Data records:
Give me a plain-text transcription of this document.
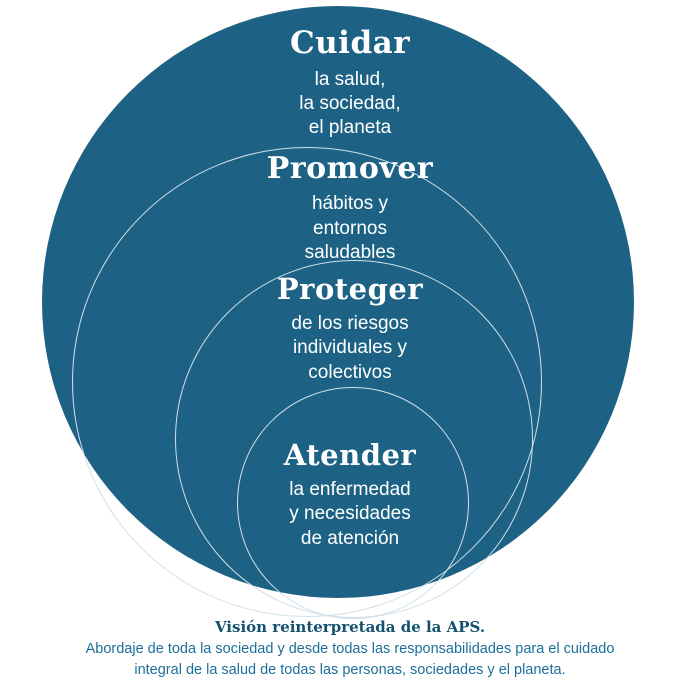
Cuidar
la salud,
la sociedad,
el planeta
Promover
hábitos y
entornos
saludables
Proteger
de los riesgos
individuales y
colectivos
Atender
la enfermedad
y necesidades
de atención
Visión reinterpretada de la APS.
Abordaje de toda la sociedad y desde todas las responsabilidades para el cuidado
integral de la salud de todas las personas, sociedades y el planeta.
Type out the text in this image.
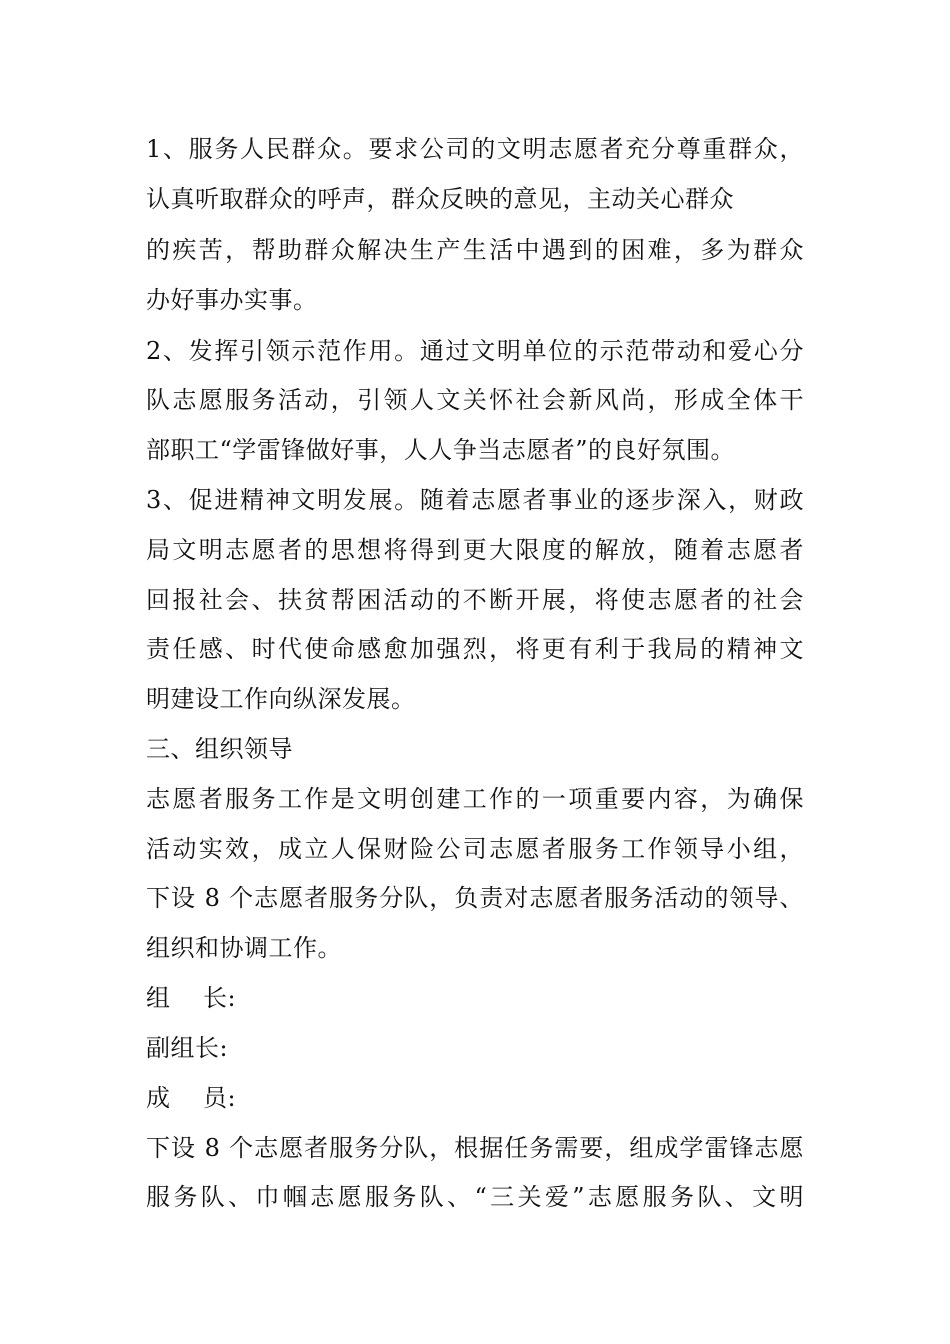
1、服务人民群众。要求公司的文明志愿者充分尊重群众，
认真听取群众的呼声，群众反映的意见，主动关心群众
的疾苦，帮助群众解决生产生活中遇到的困难，多为群众
办好事办实事。
2、发挥引领示范作用。通过文明单位的示范带动和爱心分
队志愿服务活动，引领人文关怀社会新风尚，形成全体干
部职工“学雷锋做好事，人人争当志愿者”的良好氛围。
3、促进精神文明发展。随着志愿者事业的逐步深入，财政
局文明志愿者的思想将得到更大限度的解放，随着志愿者
回报社会、扶贫帮困活动的不断开展，将使志愿者的社会
责任感、时代使命感愈加强烈，将更有利于我局的精神文
明建设工作向纵深发展。
三、组织领导
志愿者服务工作是文明创建工作的一项重要内容，为确保
活动实效，成立人保财险公司志愿者服务工作领导小组，
下设 8 个志愿者服务分队，负责对志愿者服务活动的领导、
组织和协调工作。
组    长:
副组长:
成    员:
下设 8 个志愿者服务分队，根据任务需要，组成学雷锋志愿
服务队、巾帼志愿服务队、“三关爱”志愿服务队、文明
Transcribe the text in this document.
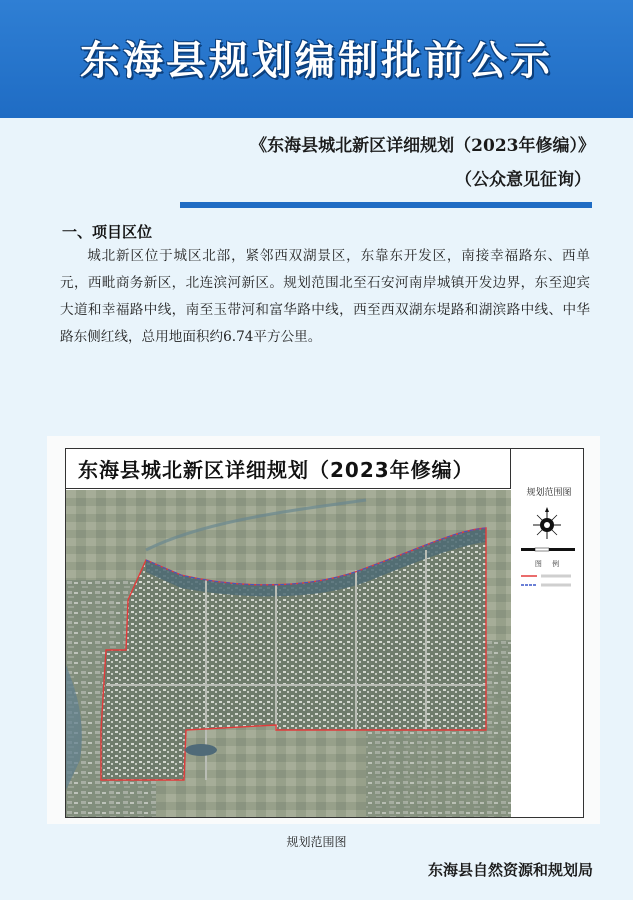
东海县规划编制批前公示
《东海县城北新区详细规划（2023年修编）》
（公众意见征询）
一、项目区位
城北新区位于城区北部，紧邻西双湖景区，东靠东开发区，南接幸福路东、西单元，西毗商务新区，北连滨河新区。规划范围北至石安河南岸城镇开发边界，东至迎宾大道和幸福路中线，南至玉带河和富华路中线，西至西双湖东堤路和湖滨路中线、中华路东侧红线，总用地面积约6.74平方公里。
东海县城北新区详细规划（2023年修编）
规划范围图
图 例
规划范围图
东海县自然资源和规划局
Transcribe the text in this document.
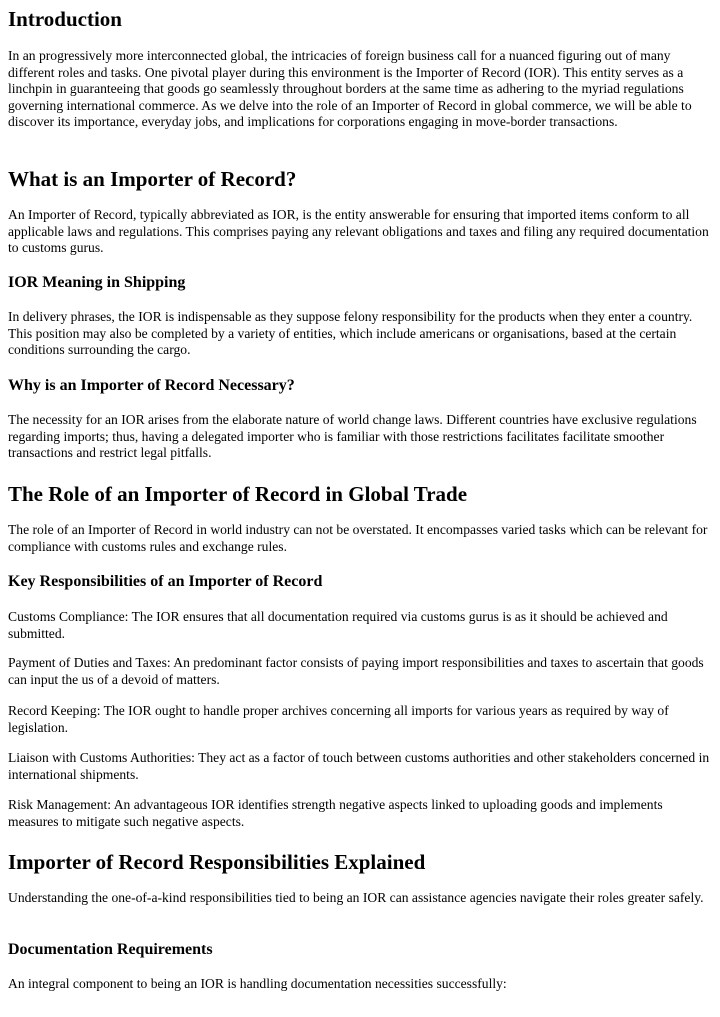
Introduction

In an progressively more interconnected global, the intricacies of foreign business call for a nuanced figuring out of many different roles and tasks. One pivotal player during this environment is the Importer of Record (IOR). This entity serves as a linchpin in guaranteeing that goods go seamlessly throughout borders at the same time as adhering to the myriad regulations governing international commerce. As we delve into the role of an Importer of Record in global commerce, we will be able to discover its importance, everyday jobs, and implications for corporations engaging in move-border transactions.

What is an Importer of Record?

An Importer of Record, typically abbreviated as IOR, is the entity answerable for ensuring that imported items conform to all applicable laws and regulations. This comprises paying any relevant obligations and taxes and filing any required documentation to customs gurus.

IOR Meaning in Shipping

In delivery phrases, the IOR is indispensable as they suppose felony responsibility for the products when they enter a country. This position may also be completed by a variety of entities, which include americans or organisations, based at the certain conditions surrounding the cargo.

Why is an Importer of Record Necessary?

The necessity for an IOR arises from the elaborate nature of world change laws. Different countries have exclusive regulations regarding imports; thus, having a delegated importer who is familiar with those restrictions facilitates facilitate smoother transactions and restrict legal pitfalls.

The Role of an Importer of Record in Global Trade

The role of an Importer of Record in world industry can not be overstated. It encompasses varied tasks which can be relevant for compliance with customs rules and exchange rules.

Key Responsibilities of an Importer of Record

Customs Compliance: The IOR ensures that all documentation required via customs gurus is as it should be achieved and submitted.

Payment of Duties and Taxes: An predominant factor consists of paying import responsibilities and taxes to ascertain that goods can input the us of a devoid of matters.

Record Keeping: The IOR ought to handle proper archives concerning all imports for various years as required by way of legislation.

Liaison with Customs Authorities: They act as a factor of touch between customs authorities and other stakeholders concerned in international shipments.

Risk Management: An advantageous IOR identifies strength negative aspects linked to uploading goods and implements measures to mitigate such negative aspects.

Importer of Record Responsibilities Explained

Understanding the one-of-a-kind responsibilities tied to being an IOR can assistance agencies navigate their roles greater safely.

Documentation Requirements

An integral component to being an IOR is handling documentation necessities successfully:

PROBLEM STATEMENT => Take the listing above and print it exactly, apart from the pictures.

WRITTEN REPLY =>
Give me a plain-text transcription of this document.
Cuidar
la salud,
la sociedad,
el planeta
Promover
hábitos y
entornos
saludables
Proteger
de los riesgos
individuales y
colectivos
Atender
la enfermedad
y necesidades
de atención
Visión reinterpretada de la APS.
Abordaje de toda la sociedad y desde todas las responsabilidades para el cuidado
integral de la salud de todas las personas, sociedades y el planeta.
Type out the text in this image.
1、服务人民群众。要求公司的文明志愿者充分尊重群众，
认真听取群众的呼声，群众反映的意见，主动关心群众
的疾苦，帮助群众解决生产生活中遇到的困难，多为群众
办好事办实事。
2、发挥引领示范作用。通过文明单位的示范带动和爱心分
队志愿服务活动，引领人文关怀社会新风尚，形成全体干
部职工“学雷锋做好事，人人争当志愿者”的良好氛围。
3、促进精神文明发展。随着志愿者事业的逐步深入，财政
局文明志愿者的思想将得到更大限度的解放，随着志愿者
回报社会、扶贫帮困活动的不断开展，将使志愿者的社会
责任感、时代使命感愈加强烈，将更有利于我局的精神文
明建设工作向纵深发展。
三、组织领导
志愿者服务工作是文明创建工作的一项重要内容，为确保
活动实效，成立人保财险公司志愿者服务工作领导小组，
下设 8 个志愿者服务分队，负责对志愿者服务活动的领导、
组织和协调工作。
组    长:
副组长:
成    员:
下设 8 个志愿者服务分队，根据任务需要，组成学雷锋志愿
服务队、巾帼志愿服务队、“三关爱”志愿服务队、文明
Transcribe the text in this document.
东海县规划编制批前公示
《东海县城北新区详细规划（2023年修编）》
（公众意见征询）
一、项目区位
城北新区位于城区北部，紧邻西双湖景区，东靠东开发区，南接幸福路东、西单元，西毗商务新区，北连滨河新区。规划范围北至石安河南岸城镇开发边界，东至迎宾大道和幸福路中线，南至玉带河和富华路中线，西至西双湖东堤路和湖滨路中线、中华路东侧红线，总用地面积约6.74平方公里。
东海县城北新区详细规划（2023年修编）
规划范围图
图 例
规划范围图
东海县自然资源和规划局
Transcribe the text in this document.
Introduction

In an progressively more interconnected global, the intricacies of foreign business call for a nuanced figuring out of many different roles and tasks. One pivotal player during this environment is the Importer of Record (IOR). This entity serves as a linchpin in guaranteeing that goods go seamlessly throughout borders at the same time as adhering to the myriad regulations governing international commerce. As we delve into the role of an Importer of Record in global commerce, we will be able to discover its importance, everyday jobs, and implications for corporations engaging in move-border transactions.

What is an Importer of Record?

An Importer of Record, typically abbreviated as IOR, is the entity answerable for ensuring that imported items conform to all applicable laws and regulations. This comprises paying any relevant obligations and taxes and filing any required documentation to customs gurus.

IOR Meaning in Shipping

In delivery phrases, the IOR is indispensable as they suppose felony responsibility for the products when they enter a country. This position may also be completed by a variety of entities, which include americans or organisations, based at the certain conditions surrounding the cargo.

Why is an Importer of Record Necessary?

The necessity for an IOR arises from the elaborate nature of world change laws. Different countries have exclusive regulations regarding imports; thus, having a delegated importer who is familiar with those restrictions facilitates facilitate smoother transactions and restrict legal pitfalls.

The Role of an Importer of Record in Global Trade

The role of an Importer of Record in world industry can not be overstated. It encompasses varied tasks which can be relevant for compliance with customs rules and exchange rules.

Key Responsibilities of an Importer of Record

Customs Compliance: The IOR ensures that all documentation required via customs gurus is as it should be achieved and submitted.

Payment of Duties and Taxes: An predominant factor consists of paying import responsibilities and taxes to ascertain that goods can input the us of a devoid of matters.

Record Keeping: The IOR ought to handle proper archives concerning all imports for various years as required by way of legislation.

Liaison with Customs Authorities: They act as a factor of touch between customs authorities and other stakeholders concerned in international shipments.

Risk Management: An advantageous IOR identifies strength negative aspects linked to uploading goods and implements measures to mitigate such negative aspects.

Importer of Record Responsibilities Explained

Understanding the one-of-a-kind responsibilities tied to being an IOR can assistance agencies navigate their roles greater safely.

Documentation Requirements

An integral component to being an IOR is handling documentation necessities successfully:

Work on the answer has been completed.